-- start --
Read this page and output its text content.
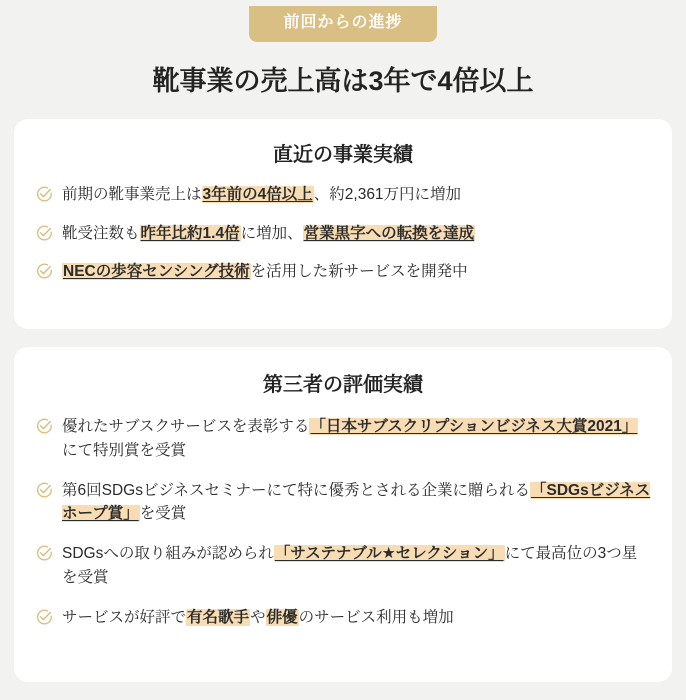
前回からの進捗
靴事業の売上高は3年で4倍以上
直近の事業実績
前期の靴事業売上は3年前の4倍以上、約2,361万円に増加
靴受注数も昨年比約1.4倍に増加、営業黒字への転換を達成
NECの歩容センシング技術を活用した新サービスを開発中
第三者の評価実績
優れたサブスクサービスを表彰する「日本サブスクリプションビジネス大賞2021」にて特別賞を受賞
第6回SDGsビジネスセミナーにて特に優秀とされる企業に贈られる「SDGsビジネスホープ賞」を受賞
SDGsへの取り組みが認められ「サステナブル★セレクション」にて最高位の3つ星を受賞
サービスが好評で有名歌手や俳優のサービス利用も増加
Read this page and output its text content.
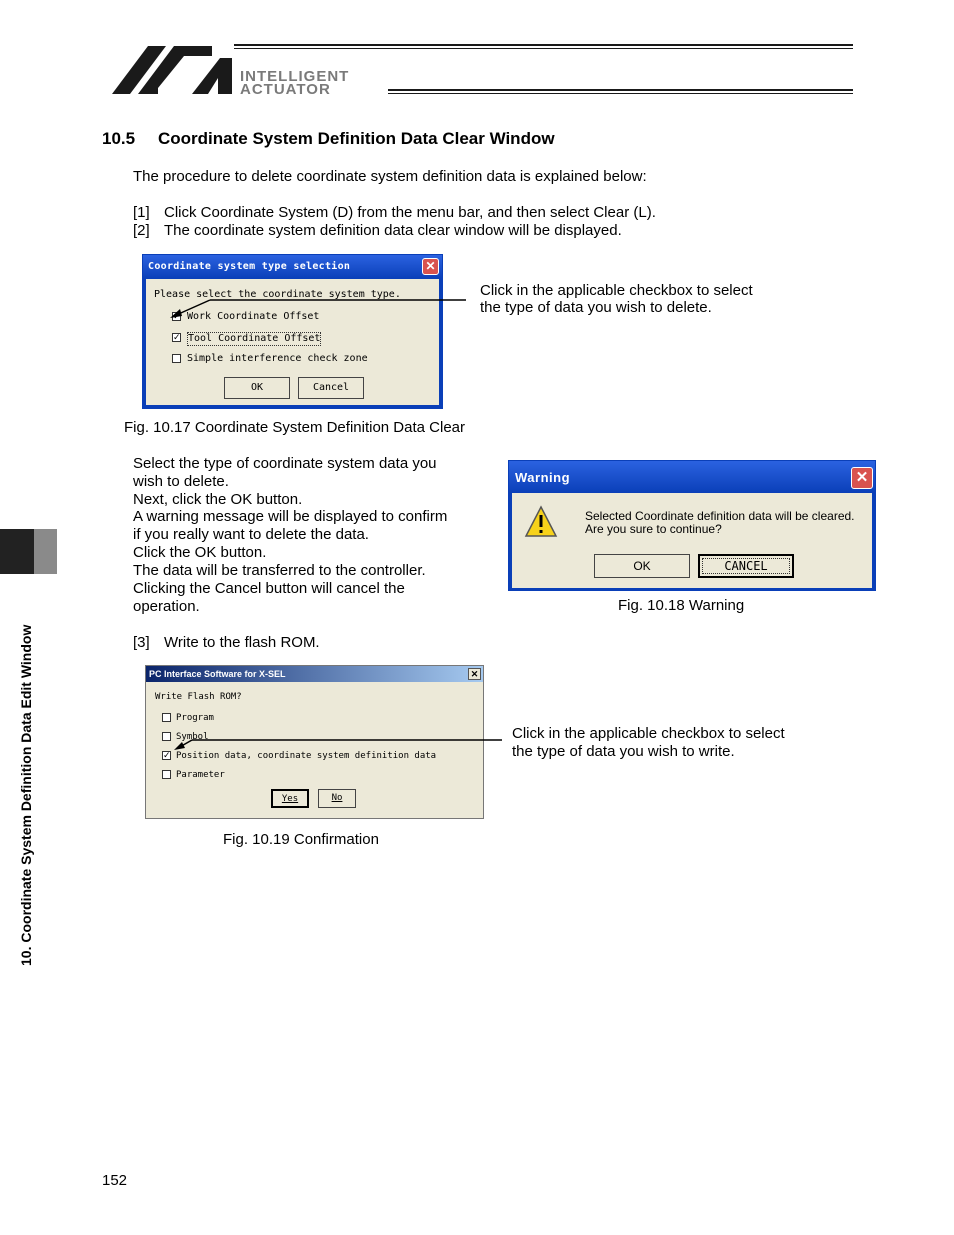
INTELLIGENT
ACTUATOR
10. Coordinate System Definition Data Edit Window
10.5 Coordinate System Definition Data Clear Window
The procedure to delete coordinate system definition data is explained below:
[1] Click Coordinate System (D) from the menu bar, and then select Clear (L).
[2] The coordinate system definition data clear window will be displayed.
Coordinate system type selection	✕
Please select the coordinate system type.
Work Coordinate Offset
✓ Tool Coordinate Offset
Simple interference check zone
OK	Cancel
Click in the applicable checkbox to select
the type of data you wish to delete.
Fig. 10.17 Coordinate System Definition Data Clear
Select the type of coordinate system data you
wish to delete.
Next, click the OK button.
A warning message will be displayed to confirm
if you really want to delete the data.
Click the OK button.
The data will be transferred to the controller.
Clicking the Cancel button will cancel the
operation.
Warning	✕
Selected Coordinate definition data will be cleared.
Are you sure to continue?
OK	CANCEL
Fig. 10.18 Warning
[3] Write to the flash ROM.
PC Interface Software for X-SEL	✕
Write Flash ROM?
Program
Symbol
✓ Position data, coordinate system definition data
Parameter
Yes	No
Click in the applicable checkbox to select
the type of data you wish to write.
Fig. 10.19 Confirmation
152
-- end --
PROBLEM STATEMENT:
Quote the records above exactly, leaving out any pictures.

RESPONSE TO THE TASK:
Read this page and output its text content.
前回からの進捗
靴事業の売上高は3年で4倍以上
直近の事業実績
前期の靴事業売上は3年前の4倍以上、約2,361万円に増加
靴受注数も昨年比約1.4倍に増加、営業黒字への転換を達成
NECの歩容センシング技術を活用した新サービスを開発中
第三者の評価実績
優れたサブスクサービスを表彰する「日本サブスクリプションビジネス大賞2021」にて特別賞を受賞
第6回SDGsビジネスセミナーにて特に優秀とされる企業に贈られる「SDGsビジネスホープ賞」を受賞
SDGsへの取り組みが認められ「サステナブル★セレクション」にて最高位の3つ星を受賞
サービスが好評で有名歌手や俳優のサービス利用も増加
Read this page and output its text content.
INTELLIGENT
ACTUATOR
10. Coordinate System Definition Data Edit Window
10.5 Coordinate System Definition Data Clear Window
The procedure to delete coordinate system definition data is explained below:
[1] Click Coordinate System (D) from the menu bar, and then select Clear (L).
[2] The coordinate system definition data clear window will be displayed.
Coordinate system type selection	✕
Please select the coordinate system type.
Work Coordinate Offset
✓ Tool Coordinate Offset
Simple interference check zone
OK	Cancel
Click in the applicable checkbox to select
the type of data you wish to delete.
Fig. 10.17 Coordinate System Definition Data Clear
Select the type of coordinate system data you
wish to delete.
Next, click the OK button.
A warning message will be displayed to confirm
if you really want to delete the data.
Click the OK button.
The data will be transferred to the controller.
Clicking the Cancel button will cancel the
operation.
Warning	✕
Selected Coordinate definition data will be cleared.
Are you sure to continue?
OK	CANCEL
Fig. 10.18 Warning
[3] Write to the flash ROM.
PC Interface Software for X-SEL	✕
Write Flash ROM?
Program
Symbol
✓ Position data, coordinate system definition data
Parameter
Yes	No
Click in the applicable checkbox to select
the type of data you wish to write.
Fig. 10.19 Confirmation
152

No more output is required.